EXERCISE MATERIAL:
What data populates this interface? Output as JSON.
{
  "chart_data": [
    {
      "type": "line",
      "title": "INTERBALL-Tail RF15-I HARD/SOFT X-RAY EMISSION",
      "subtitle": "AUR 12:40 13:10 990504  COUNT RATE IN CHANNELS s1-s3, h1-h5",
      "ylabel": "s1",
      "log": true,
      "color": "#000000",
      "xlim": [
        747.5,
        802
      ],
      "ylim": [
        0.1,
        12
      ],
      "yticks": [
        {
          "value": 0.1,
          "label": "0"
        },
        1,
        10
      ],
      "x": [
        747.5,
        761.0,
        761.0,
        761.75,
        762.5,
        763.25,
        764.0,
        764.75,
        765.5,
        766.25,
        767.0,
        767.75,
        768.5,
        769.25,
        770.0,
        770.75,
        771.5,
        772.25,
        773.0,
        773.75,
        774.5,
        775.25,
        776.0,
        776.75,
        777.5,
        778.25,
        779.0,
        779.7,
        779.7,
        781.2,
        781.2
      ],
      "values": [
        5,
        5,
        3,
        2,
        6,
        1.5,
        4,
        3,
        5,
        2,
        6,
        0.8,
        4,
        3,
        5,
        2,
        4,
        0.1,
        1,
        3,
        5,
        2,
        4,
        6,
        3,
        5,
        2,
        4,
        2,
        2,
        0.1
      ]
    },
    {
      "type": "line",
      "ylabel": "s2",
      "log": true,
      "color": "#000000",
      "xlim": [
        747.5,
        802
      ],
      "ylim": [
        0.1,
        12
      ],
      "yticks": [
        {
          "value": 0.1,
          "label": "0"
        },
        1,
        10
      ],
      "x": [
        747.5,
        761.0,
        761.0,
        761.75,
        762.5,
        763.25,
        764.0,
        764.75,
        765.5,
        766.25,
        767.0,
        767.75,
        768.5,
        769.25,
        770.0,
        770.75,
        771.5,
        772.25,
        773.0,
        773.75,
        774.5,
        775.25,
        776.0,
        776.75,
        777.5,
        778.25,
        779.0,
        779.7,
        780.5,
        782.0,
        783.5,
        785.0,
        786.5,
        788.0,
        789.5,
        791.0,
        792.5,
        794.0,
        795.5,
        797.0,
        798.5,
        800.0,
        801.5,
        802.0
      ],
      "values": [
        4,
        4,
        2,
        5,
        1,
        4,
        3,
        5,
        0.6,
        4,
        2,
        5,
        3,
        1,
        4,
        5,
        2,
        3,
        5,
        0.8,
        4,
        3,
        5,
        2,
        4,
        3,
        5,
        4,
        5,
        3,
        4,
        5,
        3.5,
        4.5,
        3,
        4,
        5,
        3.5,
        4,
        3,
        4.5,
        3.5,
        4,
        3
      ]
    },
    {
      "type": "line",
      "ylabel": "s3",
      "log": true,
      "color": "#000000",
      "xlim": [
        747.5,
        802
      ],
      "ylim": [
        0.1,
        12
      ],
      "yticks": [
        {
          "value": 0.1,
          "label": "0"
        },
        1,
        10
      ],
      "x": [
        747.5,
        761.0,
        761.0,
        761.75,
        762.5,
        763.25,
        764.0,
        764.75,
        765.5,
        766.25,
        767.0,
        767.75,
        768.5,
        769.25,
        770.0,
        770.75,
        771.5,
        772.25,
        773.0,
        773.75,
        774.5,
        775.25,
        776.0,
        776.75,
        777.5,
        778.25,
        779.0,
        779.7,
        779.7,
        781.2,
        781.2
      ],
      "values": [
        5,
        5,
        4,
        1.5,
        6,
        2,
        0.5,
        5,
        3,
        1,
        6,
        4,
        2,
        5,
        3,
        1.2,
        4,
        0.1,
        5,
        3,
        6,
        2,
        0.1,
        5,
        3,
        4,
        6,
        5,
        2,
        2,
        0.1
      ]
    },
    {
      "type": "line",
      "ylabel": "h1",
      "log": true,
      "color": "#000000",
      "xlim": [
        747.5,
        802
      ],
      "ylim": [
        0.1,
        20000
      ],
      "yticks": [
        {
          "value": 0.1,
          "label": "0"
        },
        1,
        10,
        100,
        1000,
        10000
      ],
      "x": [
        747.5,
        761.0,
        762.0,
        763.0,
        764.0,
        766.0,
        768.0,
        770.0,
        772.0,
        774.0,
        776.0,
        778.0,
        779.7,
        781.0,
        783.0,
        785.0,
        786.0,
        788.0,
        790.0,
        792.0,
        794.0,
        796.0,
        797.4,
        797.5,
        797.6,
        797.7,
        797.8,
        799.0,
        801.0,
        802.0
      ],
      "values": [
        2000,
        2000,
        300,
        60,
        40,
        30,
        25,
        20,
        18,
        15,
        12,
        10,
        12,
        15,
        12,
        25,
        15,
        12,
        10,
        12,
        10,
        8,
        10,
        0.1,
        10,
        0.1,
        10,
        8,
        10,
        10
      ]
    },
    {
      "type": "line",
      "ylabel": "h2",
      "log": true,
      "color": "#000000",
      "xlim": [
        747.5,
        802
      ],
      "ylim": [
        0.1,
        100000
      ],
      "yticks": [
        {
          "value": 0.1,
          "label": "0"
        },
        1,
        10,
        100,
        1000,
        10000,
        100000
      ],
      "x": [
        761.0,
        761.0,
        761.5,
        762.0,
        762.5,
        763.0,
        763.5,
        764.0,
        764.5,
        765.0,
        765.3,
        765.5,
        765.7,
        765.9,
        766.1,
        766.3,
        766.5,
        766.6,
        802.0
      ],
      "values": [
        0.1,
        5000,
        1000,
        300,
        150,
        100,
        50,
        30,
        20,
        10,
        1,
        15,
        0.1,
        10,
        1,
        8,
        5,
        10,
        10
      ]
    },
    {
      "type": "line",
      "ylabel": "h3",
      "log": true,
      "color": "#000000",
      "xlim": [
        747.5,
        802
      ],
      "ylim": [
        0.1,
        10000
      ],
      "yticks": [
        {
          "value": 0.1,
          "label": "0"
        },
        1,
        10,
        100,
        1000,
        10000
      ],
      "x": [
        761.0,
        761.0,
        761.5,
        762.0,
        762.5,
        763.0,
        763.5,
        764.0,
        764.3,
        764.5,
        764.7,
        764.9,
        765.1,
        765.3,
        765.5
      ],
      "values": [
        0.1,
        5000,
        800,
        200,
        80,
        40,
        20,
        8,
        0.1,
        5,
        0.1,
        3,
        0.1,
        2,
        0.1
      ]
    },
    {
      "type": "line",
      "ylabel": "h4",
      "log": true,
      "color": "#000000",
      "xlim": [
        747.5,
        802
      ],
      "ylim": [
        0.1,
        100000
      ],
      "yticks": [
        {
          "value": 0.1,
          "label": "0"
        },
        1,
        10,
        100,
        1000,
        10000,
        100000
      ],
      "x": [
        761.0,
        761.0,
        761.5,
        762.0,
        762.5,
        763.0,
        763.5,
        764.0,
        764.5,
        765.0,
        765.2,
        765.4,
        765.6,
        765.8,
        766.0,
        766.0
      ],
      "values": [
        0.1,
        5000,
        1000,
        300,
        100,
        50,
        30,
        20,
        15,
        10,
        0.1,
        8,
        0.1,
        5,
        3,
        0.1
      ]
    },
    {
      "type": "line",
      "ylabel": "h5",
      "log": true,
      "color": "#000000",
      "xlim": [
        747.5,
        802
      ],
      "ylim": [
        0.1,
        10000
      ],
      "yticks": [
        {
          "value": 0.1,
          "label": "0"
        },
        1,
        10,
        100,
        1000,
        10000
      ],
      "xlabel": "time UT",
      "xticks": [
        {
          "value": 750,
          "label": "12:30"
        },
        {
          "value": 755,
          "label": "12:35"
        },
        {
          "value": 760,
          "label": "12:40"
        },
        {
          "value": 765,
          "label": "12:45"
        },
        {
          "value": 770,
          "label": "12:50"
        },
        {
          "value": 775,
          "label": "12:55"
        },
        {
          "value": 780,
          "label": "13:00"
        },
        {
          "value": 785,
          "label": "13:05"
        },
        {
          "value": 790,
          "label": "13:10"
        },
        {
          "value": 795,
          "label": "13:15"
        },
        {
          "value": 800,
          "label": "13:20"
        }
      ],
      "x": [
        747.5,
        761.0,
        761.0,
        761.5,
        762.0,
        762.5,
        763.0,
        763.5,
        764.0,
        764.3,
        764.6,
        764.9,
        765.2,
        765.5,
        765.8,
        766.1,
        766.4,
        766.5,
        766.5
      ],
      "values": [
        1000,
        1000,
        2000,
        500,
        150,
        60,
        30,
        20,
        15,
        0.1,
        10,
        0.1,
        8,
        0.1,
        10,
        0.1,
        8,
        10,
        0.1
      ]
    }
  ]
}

TASK DETAILS:
Work through the records above line by line and count those that hold the string "ylabel". Give only the result.

FULL RESPONSE:
8